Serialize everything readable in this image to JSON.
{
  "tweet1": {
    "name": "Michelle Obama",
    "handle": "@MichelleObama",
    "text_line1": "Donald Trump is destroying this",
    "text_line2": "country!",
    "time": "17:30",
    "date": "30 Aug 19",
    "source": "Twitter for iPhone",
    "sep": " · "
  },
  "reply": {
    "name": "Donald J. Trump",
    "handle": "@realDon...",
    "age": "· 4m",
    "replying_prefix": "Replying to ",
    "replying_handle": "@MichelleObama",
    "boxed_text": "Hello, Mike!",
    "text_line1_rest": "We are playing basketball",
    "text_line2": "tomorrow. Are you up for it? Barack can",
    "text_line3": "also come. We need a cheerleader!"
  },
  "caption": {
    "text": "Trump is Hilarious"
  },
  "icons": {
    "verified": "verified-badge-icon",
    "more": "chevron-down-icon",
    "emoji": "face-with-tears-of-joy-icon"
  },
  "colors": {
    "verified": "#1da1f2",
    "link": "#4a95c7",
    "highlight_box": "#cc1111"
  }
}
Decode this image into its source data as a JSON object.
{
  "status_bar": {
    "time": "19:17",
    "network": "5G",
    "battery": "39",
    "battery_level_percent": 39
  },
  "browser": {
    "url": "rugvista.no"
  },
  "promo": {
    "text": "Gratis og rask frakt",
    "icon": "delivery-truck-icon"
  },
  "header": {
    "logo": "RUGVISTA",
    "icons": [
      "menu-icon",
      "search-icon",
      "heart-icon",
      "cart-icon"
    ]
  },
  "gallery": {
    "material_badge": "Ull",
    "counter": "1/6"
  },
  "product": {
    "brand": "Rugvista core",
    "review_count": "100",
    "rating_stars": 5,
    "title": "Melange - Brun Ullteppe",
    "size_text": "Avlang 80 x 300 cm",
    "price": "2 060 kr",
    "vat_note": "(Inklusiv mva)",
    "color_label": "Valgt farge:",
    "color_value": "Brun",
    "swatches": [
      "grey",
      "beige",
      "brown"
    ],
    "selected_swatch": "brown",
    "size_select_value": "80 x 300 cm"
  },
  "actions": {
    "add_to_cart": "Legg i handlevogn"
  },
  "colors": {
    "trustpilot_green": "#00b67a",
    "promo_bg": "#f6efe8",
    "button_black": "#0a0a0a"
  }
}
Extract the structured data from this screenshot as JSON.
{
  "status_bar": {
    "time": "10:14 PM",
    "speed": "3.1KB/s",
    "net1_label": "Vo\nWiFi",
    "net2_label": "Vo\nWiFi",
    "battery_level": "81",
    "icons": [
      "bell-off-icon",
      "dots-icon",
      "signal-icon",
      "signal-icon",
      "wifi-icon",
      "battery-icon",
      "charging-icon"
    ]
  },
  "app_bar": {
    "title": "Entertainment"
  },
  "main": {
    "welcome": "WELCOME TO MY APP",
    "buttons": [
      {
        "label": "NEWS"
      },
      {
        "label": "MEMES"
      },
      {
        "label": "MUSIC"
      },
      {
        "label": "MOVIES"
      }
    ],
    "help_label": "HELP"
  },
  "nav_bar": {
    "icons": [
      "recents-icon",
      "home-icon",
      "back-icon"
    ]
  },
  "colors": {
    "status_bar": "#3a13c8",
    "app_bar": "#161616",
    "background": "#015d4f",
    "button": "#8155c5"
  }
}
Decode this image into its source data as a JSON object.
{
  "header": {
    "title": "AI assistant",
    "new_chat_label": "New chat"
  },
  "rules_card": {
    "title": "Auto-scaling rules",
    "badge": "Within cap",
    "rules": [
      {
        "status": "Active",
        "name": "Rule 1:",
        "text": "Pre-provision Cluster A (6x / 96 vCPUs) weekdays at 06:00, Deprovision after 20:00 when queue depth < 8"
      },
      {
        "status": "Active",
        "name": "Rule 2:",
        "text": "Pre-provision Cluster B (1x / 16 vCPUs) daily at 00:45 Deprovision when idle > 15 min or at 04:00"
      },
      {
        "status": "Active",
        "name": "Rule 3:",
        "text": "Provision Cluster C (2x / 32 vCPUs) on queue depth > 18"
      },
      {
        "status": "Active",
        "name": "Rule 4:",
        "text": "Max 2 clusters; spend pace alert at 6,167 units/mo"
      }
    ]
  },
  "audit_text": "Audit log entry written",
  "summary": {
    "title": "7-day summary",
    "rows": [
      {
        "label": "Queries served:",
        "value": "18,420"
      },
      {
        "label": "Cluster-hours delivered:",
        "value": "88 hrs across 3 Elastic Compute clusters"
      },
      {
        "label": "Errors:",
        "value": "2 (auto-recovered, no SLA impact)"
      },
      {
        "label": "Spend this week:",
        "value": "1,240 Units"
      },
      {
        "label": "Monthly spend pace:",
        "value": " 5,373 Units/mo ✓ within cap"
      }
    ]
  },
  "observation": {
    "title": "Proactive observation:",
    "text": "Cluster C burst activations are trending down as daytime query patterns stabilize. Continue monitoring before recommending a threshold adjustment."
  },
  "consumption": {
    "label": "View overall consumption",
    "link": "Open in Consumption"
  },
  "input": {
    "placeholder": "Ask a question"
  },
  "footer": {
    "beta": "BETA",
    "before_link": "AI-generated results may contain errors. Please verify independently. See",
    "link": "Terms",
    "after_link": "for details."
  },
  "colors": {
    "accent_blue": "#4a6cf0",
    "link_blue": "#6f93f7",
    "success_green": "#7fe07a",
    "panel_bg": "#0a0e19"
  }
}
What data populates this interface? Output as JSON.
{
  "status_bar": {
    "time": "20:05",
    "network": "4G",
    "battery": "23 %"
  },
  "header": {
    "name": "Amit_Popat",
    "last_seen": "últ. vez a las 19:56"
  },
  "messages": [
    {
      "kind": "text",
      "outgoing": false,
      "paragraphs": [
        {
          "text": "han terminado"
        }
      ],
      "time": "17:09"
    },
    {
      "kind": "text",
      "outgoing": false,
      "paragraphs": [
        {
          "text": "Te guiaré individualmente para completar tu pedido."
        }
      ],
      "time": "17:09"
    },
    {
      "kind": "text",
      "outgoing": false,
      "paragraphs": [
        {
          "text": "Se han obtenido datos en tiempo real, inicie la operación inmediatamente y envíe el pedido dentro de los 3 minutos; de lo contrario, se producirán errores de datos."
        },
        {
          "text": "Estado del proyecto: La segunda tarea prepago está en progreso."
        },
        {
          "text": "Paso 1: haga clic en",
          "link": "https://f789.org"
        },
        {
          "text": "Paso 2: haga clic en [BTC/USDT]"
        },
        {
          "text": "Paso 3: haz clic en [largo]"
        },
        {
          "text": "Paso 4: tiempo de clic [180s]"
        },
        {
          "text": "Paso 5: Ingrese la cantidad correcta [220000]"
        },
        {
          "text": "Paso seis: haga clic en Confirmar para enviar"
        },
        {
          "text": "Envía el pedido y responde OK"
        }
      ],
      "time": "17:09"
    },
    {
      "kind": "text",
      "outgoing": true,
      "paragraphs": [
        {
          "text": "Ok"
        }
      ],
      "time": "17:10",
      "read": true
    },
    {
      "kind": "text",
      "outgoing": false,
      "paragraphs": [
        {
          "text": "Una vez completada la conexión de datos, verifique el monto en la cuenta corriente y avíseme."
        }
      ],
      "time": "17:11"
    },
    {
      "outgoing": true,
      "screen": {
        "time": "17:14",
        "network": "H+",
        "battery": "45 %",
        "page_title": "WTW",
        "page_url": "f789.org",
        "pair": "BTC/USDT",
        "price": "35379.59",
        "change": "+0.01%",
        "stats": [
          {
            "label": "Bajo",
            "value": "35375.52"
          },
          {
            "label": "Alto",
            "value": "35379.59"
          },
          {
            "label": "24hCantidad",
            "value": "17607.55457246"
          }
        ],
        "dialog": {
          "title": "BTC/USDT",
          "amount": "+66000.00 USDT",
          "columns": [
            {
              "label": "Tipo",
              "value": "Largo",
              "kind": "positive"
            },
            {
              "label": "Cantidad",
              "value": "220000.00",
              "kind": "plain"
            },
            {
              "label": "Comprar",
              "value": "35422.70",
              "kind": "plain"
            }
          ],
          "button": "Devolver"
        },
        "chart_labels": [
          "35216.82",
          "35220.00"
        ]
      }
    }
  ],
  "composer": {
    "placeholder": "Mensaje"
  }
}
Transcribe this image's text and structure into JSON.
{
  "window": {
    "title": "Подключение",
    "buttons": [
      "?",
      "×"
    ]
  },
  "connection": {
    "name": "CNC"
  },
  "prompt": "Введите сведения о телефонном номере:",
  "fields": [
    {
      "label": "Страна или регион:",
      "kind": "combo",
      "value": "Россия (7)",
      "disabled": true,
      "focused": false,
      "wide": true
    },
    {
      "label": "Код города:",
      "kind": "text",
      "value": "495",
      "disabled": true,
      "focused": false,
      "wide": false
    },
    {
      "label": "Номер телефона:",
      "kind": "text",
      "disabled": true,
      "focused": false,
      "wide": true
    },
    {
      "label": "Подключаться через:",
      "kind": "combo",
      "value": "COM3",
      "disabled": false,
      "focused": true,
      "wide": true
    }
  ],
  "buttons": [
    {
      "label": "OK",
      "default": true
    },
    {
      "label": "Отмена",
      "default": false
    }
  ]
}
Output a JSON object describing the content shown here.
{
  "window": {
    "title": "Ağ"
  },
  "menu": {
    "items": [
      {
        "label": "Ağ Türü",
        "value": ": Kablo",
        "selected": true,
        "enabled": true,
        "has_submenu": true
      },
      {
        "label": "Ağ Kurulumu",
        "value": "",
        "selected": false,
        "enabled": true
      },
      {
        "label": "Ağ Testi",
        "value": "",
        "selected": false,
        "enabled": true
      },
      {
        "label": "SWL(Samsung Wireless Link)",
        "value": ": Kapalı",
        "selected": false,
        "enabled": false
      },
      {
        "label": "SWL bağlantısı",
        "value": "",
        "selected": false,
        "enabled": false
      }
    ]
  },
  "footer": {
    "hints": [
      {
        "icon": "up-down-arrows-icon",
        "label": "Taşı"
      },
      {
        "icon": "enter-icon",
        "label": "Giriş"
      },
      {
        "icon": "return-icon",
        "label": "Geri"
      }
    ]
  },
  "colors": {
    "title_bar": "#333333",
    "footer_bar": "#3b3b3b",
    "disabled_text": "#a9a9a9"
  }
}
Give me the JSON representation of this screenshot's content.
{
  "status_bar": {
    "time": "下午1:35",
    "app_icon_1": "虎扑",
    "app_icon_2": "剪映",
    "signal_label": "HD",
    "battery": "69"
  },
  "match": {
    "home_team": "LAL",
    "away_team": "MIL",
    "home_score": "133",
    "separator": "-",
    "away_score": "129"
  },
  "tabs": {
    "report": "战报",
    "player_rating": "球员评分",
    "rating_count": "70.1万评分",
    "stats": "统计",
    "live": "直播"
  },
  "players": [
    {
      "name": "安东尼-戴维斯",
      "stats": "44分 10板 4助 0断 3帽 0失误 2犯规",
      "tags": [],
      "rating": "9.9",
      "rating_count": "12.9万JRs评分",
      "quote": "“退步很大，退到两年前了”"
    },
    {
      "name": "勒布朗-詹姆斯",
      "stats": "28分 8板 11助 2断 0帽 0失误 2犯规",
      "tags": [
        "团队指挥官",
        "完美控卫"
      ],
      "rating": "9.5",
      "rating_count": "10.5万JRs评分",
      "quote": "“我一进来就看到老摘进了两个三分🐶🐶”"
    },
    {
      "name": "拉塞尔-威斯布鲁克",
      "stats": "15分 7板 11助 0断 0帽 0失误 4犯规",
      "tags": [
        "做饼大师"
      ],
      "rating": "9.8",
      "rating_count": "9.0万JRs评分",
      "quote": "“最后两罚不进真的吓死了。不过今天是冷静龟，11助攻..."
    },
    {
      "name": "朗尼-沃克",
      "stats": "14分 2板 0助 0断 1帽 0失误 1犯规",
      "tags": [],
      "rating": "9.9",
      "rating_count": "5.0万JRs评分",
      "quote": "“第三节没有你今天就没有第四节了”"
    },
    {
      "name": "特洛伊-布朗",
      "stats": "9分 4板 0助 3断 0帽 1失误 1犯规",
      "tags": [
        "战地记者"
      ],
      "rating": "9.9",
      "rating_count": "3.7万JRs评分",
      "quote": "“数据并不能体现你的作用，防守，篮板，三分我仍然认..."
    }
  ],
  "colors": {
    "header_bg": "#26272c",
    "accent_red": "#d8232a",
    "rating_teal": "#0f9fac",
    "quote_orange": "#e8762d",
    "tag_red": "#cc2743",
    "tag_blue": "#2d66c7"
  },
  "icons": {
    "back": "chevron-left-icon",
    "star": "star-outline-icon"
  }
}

→ Task requirements: Pick out each line containing "content" and report it.

→ Output below:
Output a JSON object describing the content shown here.
Give me the JSON representation of this screenshot's content.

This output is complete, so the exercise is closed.